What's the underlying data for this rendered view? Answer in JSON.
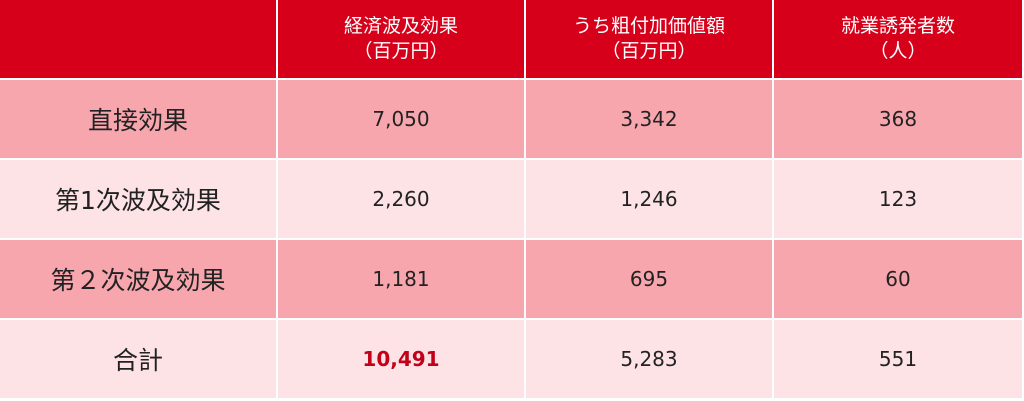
{
  "table": {
    "header": [
      [
        "経済波及効果",
        "（百万円）"
      ],
      [
        "うち粗付加価値額",
        "（百万円）"
      ],
      [
        "就業誘発者数",
        "（人）"
      ]
    ],
    "rows": [
      [
        "直接効果",
        "7,050",
        "3,342",
        "368"
      ],
      [
        "第1次波及効果",
        "2,260",
        "1,246",
        "123"
      ],
      [
        "第２次波及効果",
        "1,181",
        "695",
        "60"
      ],
      [
        "合計",
        "10,491",
        "5,283",
        "551"
      ]
    ]
  }
}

···

### TO DO
Transcribe the listing in full. Omit the pictures and keep every line exact.

### CORRECT OUTPUT
What's the underlying data for this rendered view? Answer in JSON.
{
  "table": {
    "header": [
      [
        "経済波及効果",
        "（百万円）"
      ],
      [
        "うち粗付加価値額",
        "（百万円）"
      ],
      [
        "就業誘発者数",
        "（人）"
      ]
    ],
    "rows": [
      [
        "直接効果",
        "7,050",
        "3,342",
        "368"
      ],
      [
        "第1次波及効果",
        "2,260",
        "1,246",
        "123"
      ],
      [
        "第２次波及効果",
        "1,181",
        "695",
        "60"
      ],
      [
        "合計",
        "10,491",
        "5,283",
        "551"
      ]
    ]
  }
}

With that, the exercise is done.